EXERCISE REQUIREMENTS: Say how many lines of the listing below contain "variables", giving the number and nothing else.
——————
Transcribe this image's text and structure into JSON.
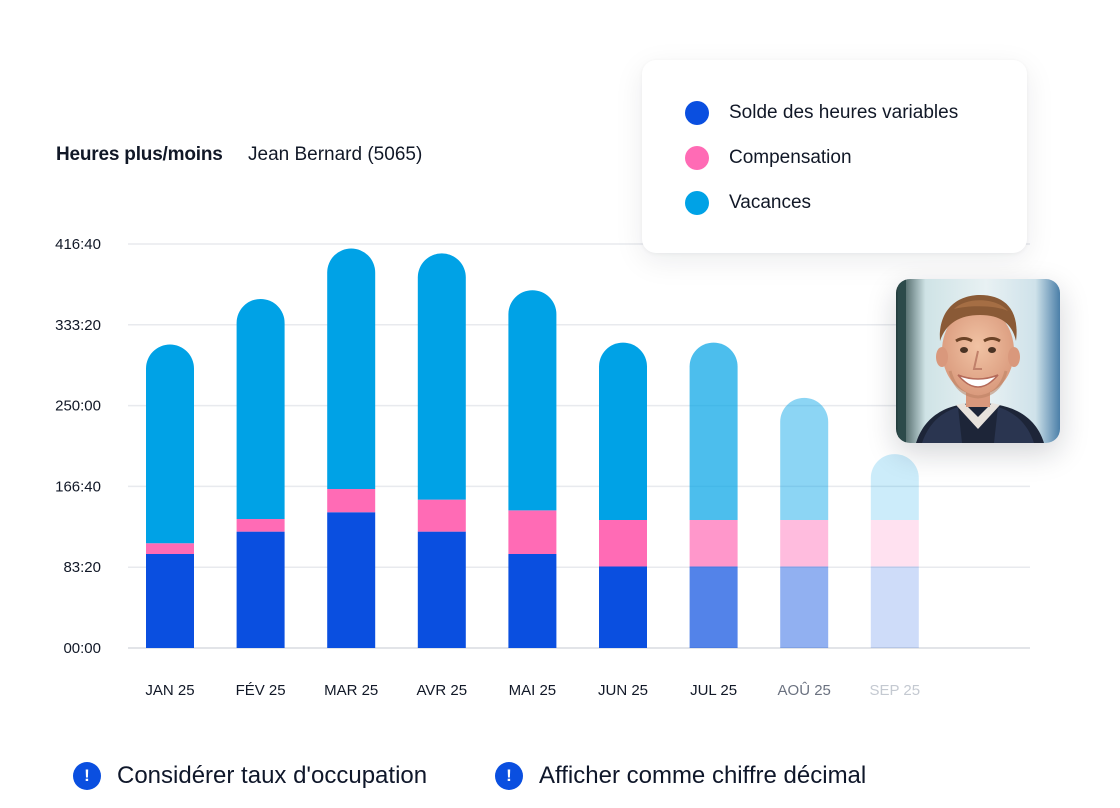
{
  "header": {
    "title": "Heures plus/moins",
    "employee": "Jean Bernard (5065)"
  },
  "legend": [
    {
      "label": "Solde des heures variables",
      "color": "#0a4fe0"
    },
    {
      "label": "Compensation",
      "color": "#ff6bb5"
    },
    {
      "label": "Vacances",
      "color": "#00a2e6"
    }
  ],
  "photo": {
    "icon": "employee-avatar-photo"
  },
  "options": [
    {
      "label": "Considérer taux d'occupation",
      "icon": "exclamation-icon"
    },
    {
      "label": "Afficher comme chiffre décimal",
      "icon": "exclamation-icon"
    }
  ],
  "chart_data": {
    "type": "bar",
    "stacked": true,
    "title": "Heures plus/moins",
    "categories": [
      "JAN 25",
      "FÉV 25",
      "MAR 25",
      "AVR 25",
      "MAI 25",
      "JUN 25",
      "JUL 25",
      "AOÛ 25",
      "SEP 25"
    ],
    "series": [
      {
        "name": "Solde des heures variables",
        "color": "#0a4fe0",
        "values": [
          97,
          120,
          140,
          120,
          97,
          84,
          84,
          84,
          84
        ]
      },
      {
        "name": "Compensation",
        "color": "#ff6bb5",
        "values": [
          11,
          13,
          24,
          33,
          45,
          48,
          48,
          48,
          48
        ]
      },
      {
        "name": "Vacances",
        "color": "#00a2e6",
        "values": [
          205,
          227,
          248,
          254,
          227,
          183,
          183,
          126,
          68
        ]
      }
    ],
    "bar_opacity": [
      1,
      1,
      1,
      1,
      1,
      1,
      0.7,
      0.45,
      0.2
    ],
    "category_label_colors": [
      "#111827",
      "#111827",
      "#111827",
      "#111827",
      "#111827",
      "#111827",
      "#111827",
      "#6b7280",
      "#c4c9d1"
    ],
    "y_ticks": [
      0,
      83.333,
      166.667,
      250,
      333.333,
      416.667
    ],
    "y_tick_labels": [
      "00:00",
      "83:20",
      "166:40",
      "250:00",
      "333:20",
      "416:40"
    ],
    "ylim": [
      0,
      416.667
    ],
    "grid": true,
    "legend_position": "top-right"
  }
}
——————
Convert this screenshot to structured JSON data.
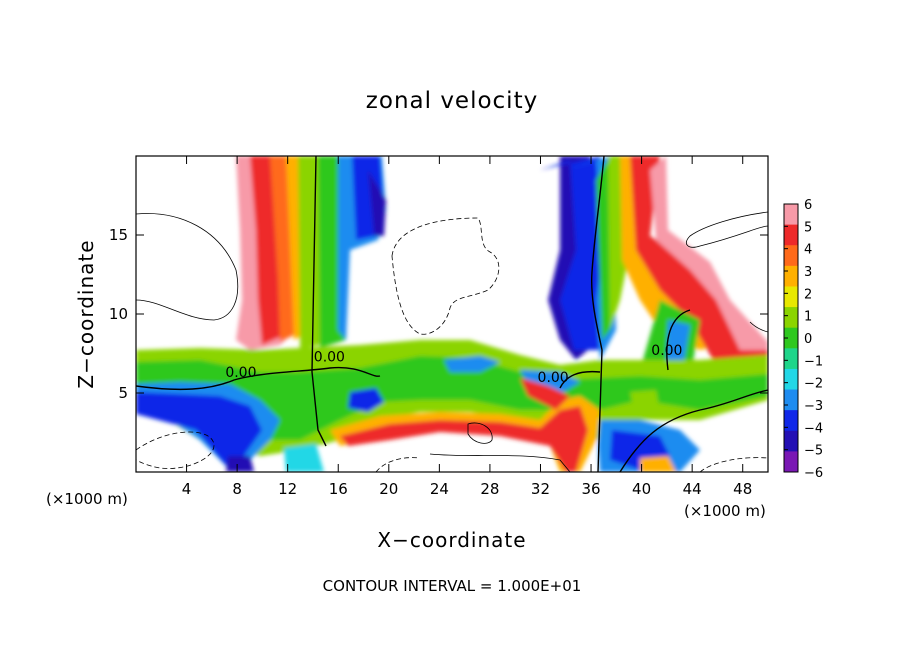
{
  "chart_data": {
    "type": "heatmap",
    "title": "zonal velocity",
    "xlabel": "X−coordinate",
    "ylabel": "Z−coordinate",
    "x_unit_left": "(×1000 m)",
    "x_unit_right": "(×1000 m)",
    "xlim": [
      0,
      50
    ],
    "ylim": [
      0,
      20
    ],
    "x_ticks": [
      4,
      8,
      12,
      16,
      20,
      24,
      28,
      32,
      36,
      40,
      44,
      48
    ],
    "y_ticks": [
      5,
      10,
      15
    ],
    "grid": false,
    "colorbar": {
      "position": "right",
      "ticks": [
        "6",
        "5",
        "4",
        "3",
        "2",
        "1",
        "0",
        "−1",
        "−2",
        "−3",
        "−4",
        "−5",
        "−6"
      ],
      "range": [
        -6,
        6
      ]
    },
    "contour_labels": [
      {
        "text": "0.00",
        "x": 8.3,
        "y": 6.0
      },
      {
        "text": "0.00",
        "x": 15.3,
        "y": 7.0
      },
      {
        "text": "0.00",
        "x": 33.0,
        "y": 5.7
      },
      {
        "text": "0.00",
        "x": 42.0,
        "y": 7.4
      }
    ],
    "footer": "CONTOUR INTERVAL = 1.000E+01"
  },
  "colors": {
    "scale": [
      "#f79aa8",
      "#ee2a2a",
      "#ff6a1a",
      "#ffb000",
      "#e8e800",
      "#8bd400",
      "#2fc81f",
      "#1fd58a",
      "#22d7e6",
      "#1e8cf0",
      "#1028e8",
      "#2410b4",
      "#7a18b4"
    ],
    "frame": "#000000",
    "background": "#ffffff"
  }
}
——————
RESPONSE BELOW: 2